• [Directions for this task]: Search the records for the word "heading" and report each line that has it.

• [Extracted information]:
-.-.-

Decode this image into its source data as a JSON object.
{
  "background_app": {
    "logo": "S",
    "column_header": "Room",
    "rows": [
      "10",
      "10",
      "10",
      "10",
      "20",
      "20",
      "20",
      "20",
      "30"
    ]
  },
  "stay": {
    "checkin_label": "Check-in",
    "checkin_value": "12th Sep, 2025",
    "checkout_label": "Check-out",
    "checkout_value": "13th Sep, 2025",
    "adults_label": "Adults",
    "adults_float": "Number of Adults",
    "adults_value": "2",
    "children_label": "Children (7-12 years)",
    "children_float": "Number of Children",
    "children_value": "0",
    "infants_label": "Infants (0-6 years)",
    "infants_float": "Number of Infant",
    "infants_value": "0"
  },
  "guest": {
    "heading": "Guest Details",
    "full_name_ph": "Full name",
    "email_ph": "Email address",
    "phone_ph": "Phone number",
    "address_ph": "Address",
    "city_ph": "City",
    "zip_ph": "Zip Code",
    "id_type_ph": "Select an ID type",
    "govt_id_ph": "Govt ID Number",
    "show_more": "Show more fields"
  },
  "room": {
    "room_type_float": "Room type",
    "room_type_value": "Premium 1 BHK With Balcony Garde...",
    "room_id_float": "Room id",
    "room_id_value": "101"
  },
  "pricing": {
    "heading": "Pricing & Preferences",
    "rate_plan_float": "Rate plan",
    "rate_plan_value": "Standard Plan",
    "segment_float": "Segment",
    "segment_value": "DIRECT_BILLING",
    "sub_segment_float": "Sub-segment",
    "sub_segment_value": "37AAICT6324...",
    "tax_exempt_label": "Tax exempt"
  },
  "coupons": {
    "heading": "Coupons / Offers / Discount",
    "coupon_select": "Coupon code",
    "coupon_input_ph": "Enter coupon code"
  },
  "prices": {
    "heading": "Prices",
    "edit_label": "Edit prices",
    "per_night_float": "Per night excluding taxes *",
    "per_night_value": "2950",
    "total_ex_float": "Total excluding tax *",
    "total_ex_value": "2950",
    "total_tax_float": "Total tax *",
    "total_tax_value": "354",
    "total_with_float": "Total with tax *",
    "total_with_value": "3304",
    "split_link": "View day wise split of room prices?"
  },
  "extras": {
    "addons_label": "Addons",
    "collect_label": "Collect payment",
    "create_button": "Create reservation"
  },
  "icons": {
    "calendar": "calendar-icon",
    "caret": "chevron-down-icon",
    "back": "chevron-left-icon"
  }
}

-.-.-

• [Answer to this problem]:
    "heading": "Guest Details",
    "heading": "Pricing & Preferences",
    "heading": "Coupons / Offers / Discount",
    "heading": "Prices",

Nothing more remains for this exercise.